§ GIVEN INFORMATION

^^^^^^^^^^^^^^^^

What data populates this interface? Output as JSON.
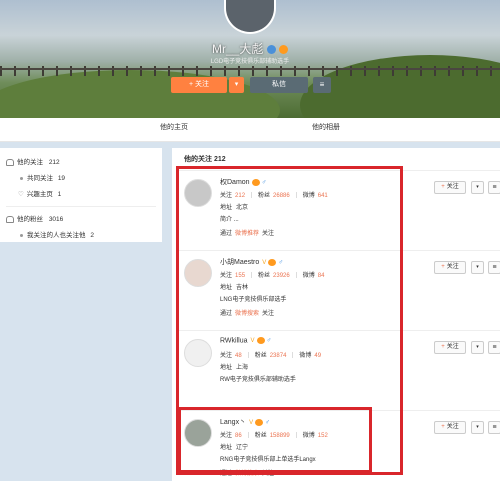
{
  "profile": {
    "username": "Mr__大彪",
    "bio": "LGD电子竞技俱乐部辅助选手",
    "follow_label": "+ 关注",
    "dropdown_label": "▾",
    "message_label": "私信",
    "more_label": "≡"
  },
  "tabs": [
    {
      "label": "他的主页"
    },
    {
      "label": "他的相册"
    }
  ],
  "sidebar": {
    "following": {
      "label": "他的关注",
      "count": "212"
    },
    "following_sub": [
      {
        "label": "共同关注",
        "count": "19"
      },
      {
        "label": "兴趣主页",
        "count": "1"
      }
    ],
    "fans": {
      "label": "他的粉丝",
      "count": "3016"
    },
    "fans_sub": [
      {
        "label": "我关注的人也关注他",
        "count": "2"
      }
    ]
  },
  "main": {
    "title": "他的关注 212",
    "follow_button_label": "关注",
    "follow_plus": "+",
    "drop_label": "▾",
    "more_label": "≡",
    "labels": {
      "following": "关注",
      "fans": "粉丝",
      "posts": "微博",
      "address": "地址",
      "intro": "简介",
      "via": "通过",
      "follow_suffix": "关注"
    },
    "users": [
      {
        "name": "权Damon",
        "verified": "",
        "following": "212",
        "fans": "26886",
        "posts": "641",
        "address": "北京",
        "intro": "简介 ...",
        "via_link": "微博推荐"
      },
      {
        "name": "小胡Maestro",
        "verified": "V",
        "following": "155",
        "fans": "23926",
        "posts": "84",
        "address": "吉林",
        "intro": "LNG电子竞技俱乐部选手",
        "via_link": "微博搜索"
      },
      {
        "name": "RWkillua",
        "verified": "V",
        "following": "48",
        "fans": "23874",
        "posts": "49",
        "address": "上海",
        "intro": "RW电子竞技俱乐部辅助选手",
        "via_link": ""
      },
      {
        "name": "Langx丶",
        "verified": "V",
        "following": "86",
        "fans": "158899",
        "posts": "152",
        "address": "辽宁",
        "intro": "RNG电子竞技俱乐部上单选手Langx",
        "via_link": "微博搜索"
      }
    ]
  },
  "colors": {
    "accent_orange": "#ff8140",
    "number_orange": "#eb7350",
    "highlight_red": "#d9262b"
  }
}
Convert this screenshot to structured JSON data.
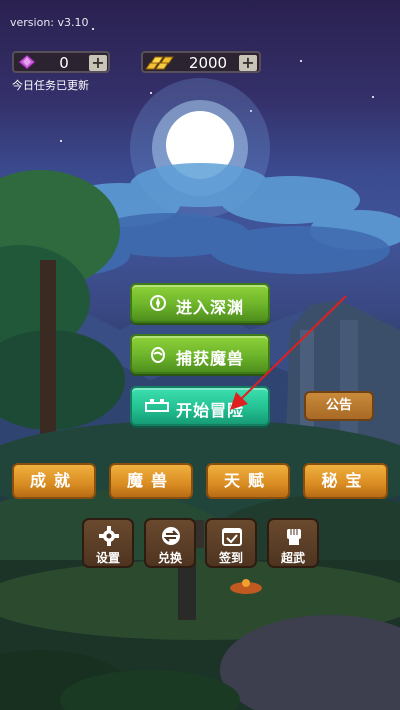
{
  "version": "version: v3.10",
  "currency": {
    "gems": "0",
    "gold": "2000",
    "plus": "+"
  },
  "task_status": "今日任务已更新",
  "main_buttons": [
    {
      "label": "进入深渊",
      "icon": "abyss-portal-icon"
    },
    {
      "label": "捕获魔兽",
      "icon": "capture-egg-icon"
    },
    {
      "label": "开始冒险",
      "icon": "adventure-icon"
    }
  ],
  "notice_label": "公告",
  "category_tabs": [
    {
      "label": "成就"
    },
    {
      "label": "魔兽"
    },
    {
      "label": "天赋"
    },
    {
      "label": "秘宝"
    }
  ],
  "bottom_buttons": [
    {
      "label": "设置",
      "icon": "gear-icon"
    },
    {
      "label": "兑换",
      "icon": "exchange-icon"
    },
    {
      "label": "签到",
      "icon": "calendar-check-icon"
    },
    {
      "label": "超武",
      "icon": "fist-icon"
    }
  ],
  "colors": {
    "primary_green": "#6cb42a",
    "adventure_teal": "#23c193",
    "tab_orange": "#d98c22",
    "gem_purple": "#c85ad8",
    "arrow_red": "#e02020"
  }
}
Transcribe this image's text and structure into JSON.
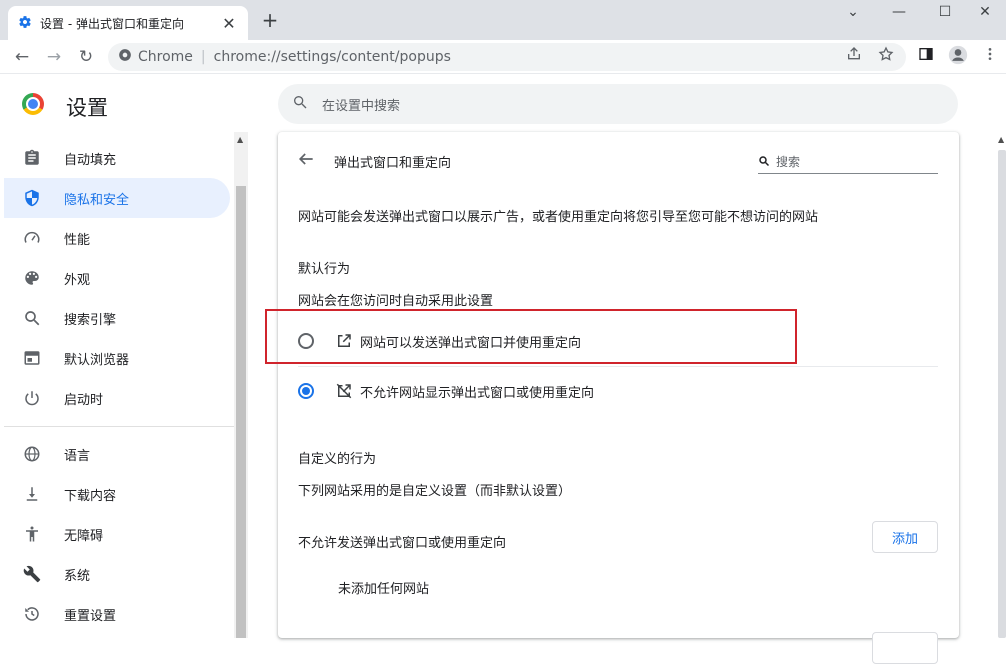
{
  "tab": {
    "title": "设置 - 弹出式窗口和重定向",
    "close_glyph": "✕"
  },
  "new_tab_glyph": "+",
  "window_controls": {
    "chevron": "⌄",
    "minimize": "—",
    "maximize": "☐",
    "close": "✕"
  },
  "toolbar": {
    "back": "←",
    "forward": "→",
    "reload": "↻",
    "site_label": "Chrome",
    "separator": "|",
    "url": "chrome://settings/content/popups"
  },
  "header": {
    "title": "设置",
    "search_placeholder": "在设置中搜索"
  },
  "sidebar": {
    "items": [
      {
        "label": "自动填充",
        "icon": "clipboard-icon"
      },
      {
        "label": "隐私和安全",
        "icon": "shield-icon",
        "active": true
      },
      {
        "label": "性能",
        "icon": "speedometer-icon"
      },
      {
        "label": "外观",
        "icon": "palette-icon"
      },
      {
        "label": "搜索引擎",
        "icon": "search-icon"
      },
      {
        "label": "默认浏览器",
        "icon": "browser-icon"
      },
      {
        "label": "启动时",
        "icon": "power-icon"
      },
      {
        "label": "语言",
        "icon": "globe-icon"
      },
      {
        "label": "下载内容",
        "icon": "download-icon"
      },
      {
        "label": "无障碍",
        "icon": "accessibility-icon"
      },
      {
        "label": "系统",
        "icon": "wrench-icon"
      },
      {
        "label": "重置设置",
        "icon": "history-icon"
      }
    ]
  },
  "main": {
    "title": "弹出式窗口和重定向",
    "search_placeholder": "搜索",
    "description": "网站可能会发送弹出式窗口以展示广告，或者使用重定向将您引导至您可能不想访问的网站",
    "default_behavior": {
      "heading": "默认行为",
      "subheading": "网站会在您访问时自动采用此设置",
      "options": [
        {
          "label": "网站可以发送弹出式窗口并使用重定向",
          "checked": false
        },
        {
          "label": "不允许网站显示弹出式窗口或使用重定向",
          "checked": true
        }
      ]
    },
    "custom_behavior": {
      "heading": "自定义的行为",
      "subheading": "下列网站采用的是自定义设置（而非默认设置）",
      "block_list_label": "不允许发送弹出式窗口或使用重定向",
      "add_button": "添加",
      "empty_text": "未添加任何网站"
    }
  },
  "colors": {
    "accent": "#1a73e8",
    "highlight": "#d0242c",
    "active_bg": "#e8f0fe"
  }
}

^^^^^^^^^^^^^^^^

§ SET PROBLEM
Lines that hold "intro" are the ones to copy; find all of them.

§ SOLUTION BELOW
      "intro": "简介",
        "intro": "简介 ...",
        "intro": "LNG电子竞技俱乐部选手",
        "intro": "RW电子竞技俱乐部辅助选手",
        "intro": "RNG电子竞技俱乐部上单选手Langx",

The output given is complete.